Work to do: Every line below should be repeated exactly.

Listed records:

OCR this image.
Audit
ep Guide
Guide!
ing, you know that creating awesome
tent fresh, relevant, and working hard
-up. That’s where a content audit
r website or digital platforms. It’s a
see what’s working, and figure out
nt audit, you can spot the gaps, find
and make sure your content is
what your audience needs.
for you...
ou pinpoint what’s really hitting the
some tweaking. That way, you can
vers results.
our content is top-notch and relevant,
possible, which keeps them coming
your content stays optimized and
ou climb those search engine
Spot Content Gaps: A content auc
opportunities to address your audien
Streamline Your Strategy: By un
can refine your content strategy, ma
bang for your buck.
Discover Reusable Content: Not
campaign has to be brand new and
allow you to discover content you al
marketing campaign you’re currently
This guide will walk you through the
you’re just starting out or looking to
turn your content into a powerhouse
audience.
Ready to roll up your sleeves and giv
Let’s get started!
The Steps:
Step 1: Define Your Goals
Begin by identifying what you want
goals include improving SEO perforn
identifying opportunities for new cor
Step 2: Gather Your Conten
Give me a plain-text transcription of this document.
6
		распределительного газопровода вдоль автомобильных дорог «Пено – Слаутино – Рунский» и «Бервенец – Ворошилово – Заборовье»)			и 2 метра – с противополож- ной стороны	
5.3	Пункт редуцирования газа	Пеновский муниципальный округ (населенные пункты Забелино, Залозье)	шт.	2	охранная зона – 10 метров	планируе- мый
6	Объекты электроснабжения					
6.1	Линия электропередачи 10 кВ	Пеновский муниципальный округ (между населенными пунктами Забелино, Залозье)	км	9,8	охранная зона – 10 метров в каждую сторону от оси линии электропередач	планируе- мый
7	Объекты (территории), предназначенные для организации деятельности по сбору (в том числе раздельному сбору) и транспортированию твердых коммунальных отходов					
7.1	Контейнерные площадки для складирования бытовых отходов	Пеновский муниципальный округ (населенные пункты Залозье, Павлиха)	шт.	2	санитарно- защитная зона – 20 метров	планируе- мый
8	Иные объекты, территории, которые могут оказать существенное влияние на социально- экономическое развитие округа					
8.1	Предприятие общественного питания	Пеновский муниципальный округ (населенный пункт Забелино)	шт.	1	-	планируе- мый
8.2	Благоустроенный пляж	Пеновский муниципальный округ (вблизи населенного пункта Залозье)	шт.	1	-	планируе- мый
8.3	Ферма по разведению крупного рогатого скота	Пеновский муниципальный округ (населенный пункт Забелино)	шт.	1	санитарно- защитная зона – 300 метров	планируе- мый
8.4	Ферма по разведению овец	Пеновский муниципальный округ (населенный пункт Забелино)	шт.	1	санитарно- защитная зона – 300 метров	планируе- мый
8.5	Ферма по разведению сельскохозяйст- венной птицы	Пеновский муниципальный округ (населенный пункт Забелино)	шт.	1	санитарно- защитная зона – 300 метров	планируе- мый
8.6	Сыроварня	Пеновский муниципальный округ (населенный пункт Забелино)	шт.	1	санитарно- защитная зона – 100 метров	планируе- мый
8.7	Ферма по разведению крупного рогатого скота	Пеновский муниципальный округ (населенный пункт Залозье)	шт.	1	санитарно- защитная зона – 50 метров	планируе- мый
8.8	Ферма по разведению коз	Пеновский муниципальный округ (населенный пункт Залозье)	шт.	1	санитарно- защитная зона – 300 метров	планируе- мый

Expected answer:
OCR this image.
Audit
ep Guide
Guide!
ing, you know that creating awesome
tent fresh, relevant, and working hard
-up. That’s where a content audit
r website or digital platforms. It’s a
see what’s working, and figure out
nt audit, you can spot the gaps, find
and make sure your content is
what your audience needs.
for you...
ou pinpoint what’s really hitting the
some tweaking. That way, you can
vers results.
our content is top-notch and relevant,
possible, which keeps them coming
your content stays optimized and
ou climb those search engine
Spot Content Gaps: A content auc
opportunities to address your audien
Streamline Your Strategy: By un
can refine your content strategy, ma
bang for your buck.
Discover Reusable Content: Not
campaign has to be brand new and
allow you to discover content you al
marketing campaign you’re currently
This guide will walk you through the
you’re just starting out or looking to
turn your content into a powerhouse
audience.
Ready to roll up your sleeves and giv
Let’s get started!
The Steps:
Step 1: Define Your Goals
Begin by identifying what you want
goals include improving SEO perforn
identifying opportunities for new cor
Step 2: Gather Your Conten
Give me a plain-text transcription of this document.
6
		распределительного газопровода вдоль автомобильных дорог «Пено – Слаутино – Рунский» и «Бервенец – Ворошилово – Заборовье»)			и 2 метра – с противополож- ной стороны	
5.3	Пункт редуцирования газа	Пеновский муниципальный округ (населенные пункты Забелино, Залозье)	шт.	2	охранная зона – 10 метров	планируе- мый
6	Объекты электроснабжения					
6.1	Линия электропередачи 10 кВ	Пеновский муниципальный округ (между населенными пунктами Забелино, Залозье)	км	9,8	охранная зона – 10 метров в каждую сторону от оси линии электропередач	планируе- мый
7	Объекты (территории), предназначенные для организации деятельности по сбору (в том числе раздельному сбору) и транспортированию твердых коммунальных отходов					
7.1	Контейнерные площадки для складирования бытовых отходов	Пеновский муниципальный округ (населенные пункты Залозье, Павлиха)	шт.	2	санитарно- защитная зона – 20 метров	планируе- мый
8	Иные объекты, территории, которые могут оказать существенное влияние на социально- экономическое развитие округа					
8.1	Предприятие общественного питания	Пеновский муниципальный округ (населенный пункт Забелино)	шт.	1	-	планируе- мый
8.2	Благоустроенный пляж	Пеновский муниципальный округ (вблизи населенного пункта Залозье)	шт.	1	-	планируе- мый
8.3	Ферма по разведению крупного рогатого скота	Пеновский муниципальный округ (населенный пункт Забелино)	шт.	1	санитарно- защитная зона – 300 метров	планируе- мый
8.4	Ферма по разведению овец	Пеновский муниципальный округ (населенный пункт Забелино)	шт.	1	санитарно- защитная зона – 300 метров	планируе- мый
8.5	Ферма по разведению сельскохозяйст- венной птицы	Пеновский муниципальный округ (населенный пункт Забелино)	шт.	1	санитарно- защитная зона – 300 метров	планируе- мый
8.6	Сыроварня	Пеновский муниципальный округ (населенный пункт Забелино)	шт.	1	санитарно- защитная зона – 100 метров	планируе- мый
8.7	Ферма по разведению крупного рогатого скота	Пеновский муниципальный округ (населенный пункт Залозье)	шт.	1	санитарно- защитная зона – 50 метров	планируе- мый
8.8	Ферма по разведению коз	Пеновский муниципальный округ (населенный пункт Залозье)	шт.	1	санитарно- защитная зона – 300 метров	планируе- мый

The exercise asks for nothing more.